What you have to do: Read the records and gather each line that includes "Bolsa".
start Task input
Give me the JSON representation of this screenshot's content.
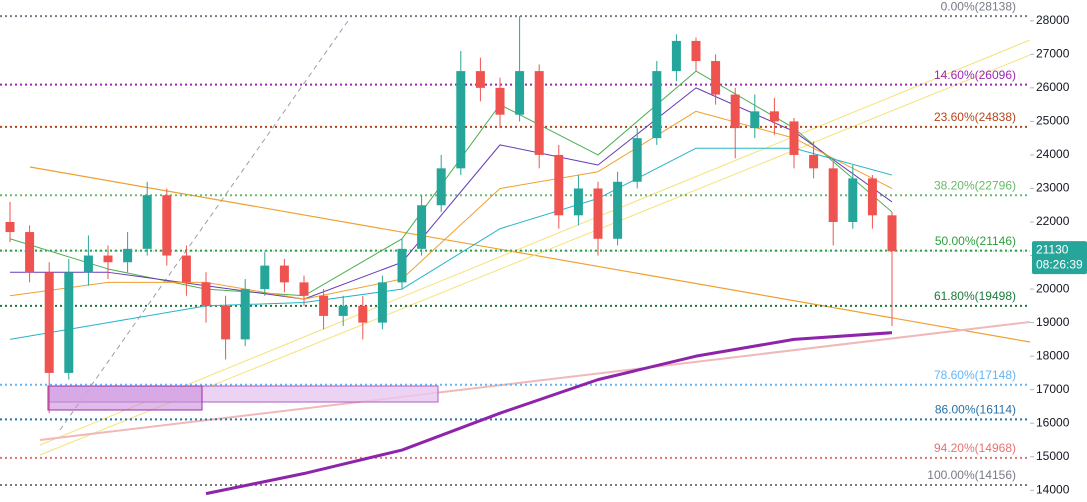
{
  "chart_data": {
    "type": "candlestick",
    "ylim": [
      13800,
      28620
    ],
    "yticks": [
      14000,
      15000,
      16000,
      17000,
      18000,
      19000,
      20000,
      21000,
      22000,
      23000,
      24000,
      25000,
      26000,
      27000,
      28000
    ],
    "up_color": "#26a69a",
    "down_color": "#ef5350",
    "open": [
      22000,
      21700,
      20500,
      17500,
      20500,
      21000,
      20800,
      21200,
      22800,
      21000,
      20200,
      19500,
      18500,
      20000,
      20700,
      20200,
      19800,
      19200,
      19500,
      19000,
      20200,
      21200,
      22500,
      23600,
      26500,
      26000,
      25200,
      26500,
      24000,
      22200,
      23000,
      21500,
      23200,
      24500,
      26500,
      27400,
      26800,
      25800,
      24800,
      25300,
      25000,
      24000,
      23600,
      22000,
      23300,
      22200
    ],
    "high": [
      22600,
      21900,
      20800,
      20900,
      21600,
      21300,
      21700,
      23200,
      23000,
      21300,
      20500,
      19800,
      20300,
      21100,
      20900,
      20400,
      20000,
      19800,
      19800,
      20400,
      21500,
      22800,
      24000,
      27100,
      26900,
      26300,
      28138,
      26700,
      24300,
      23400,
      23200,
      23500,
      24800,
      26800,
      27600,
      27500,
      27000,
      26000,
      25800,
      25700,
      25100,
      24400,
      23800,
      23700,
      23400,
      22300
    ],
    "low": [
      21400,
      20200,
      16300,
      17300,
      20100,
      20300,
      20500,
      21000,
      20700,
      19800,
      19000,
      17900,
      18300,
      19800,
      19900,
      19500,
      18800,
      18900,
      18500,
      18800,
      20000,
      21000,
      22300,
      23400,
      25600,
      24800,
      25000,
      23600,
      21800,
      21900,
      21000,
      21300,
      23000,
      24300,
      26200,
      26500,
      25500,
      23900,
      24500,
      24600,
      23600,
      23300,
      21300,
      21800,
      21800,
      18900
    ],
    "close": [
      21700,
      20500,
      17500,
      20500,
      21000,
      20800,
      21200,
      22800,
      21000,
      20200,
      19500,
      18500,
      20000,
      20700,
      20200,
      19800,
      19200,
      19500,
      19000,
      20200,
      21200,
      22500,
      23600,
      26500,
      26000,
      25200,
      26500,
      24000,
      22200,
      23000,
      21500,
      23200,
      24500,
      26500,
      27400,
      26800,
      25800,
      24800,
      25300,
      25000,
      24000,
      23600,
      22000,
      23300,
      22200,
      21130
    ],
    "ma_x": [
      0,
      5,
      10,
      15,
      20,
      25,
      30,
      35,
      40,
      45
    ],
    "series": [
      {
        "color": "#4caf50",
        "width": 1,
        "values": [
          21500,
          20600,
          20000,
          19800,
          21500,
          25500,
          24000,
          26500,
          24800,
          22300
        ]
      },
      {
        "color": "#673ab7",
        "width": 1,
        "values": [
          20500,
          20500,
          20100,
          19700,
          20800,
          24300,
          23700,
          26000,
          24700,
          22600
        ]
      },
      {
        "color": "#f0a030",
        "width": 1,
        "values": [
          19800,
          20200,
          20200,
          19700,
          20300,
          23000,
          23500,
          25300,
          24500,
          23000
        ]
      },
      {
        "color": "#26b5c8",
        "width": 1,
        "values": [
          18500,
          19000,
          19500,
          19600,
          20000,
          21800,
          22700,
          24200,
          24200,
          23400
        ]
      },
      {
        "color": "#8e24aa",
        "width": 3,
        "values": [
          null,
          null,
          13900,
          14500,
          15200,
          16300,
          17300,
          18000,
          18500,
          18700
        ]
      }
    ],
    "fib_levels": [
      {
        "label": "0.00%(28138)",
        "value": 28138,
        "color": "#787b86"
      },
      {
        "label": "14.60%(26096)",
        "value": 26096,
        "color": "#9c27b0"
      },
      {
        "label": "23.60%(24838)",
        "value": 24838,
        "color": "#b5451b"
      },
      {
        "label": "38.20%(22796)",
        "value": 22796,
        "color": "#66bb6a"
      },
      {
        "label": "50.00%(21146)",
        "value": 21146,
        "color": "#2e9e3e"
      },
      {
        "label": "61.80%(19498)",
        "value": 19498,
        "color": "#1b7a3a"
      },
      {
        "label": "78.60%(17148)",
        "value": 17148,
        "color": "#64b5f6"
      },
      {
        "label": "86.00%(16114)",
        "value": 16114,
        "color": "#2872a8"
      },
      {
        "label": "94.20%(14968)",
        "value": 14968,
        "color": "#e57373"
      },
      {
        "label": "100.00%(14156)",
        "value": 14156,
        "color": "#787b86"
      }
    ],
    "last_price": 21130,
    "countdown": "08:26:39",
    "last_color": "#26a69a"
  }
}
end Task input
start Task input
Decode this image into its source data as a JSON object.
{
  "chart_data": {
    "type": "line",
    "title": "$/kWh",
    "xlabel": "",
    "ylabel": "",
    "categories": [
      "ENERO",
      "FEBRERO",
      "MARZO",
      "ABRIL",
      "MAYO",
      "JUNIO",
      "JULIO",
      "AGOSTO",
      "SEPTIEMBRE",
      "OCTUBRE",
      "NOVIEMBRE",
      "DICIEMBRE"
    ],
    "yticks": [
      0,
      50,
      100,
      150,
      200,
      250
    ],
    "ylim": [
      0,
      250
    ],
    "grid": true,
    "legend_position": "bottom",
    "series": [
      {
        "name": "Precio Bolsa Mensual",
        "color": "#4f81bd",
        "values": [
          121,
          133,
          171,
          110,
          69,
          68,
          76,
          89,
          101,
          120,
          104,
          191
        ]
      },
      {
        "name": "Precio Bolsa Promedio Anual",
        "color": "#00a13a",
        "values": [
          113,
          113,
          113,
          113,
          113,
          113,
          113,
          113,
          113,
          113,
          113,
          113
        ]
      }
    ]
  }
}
end Task input
Solution to this exercise:
        "name": "Precio Bolsa Mensual",
        "name": "Precio Bolsa Promedio Anual",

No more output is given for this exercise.